TASK BRIEF:
From the listing, collect all lines containing the word "Gooseneck".

━━━ PROVIDED RECORDS

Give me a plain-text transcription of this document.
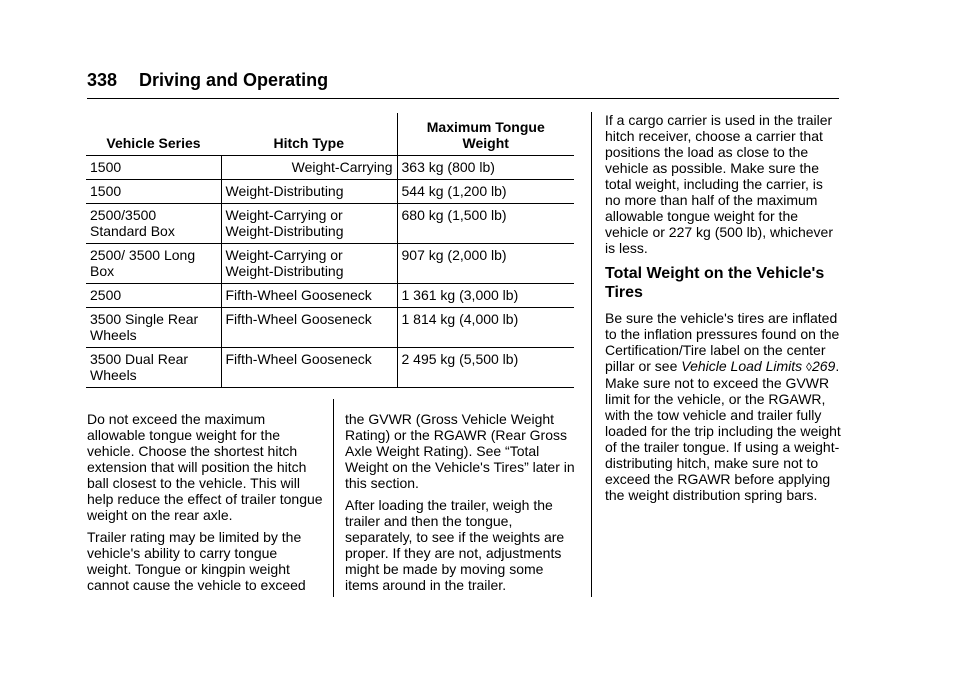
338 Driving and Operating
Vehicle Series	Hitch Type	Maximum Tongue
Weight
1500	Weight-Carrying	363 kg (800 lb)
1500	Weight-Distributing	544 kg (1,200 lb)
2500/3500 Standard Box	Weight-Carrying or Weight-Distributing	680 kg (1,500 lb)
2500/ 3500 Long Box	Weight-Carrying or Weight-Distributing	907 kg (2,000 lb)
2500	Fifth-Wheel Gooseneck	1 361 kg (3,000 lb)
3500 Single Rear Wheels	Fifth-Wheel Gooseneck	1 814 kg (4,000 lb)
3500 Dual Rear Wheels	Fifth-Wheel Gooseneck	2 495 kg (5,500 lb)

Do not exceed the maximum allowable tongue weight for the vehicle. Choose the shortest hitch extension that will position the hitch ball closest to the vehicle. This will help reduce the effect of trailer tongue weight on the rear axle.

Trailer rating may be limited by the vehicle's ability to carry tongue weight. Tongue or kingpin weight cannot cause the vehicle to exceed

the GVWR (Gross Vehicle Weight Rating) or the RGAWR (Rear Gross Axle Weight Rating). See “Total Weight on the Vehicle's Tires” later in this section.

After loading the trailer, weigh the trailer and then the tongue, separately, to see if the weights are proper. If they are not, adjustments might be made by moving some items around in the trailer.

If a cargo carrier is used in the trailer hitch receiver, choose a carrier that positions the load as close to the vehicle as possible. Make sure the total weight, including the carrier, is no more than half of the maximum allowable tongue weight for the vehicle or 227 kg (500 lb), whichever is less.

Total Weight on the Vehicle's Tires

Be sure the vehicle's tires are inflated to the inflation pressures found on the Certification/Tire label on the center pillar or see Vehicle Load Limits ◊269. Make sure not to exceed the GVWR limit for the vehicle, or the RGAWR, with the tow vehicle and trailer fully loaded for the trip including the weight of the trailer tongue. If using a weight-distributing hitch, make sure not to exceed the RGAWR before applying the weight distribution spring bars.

━━━━━━

OUTPUT OF THE EXERCISE:
2500	Fifth-Wheel Gooseneck	1 361 kg (3,000 lb)
3500 Single Rear Wheels	Fifth-Wheel Gooseneck	1 814 kg (4,000 lb)
3500 Dual Rear Wheels	Fifth-Wheel Gooseneck	2 495 kg (5,500 lb)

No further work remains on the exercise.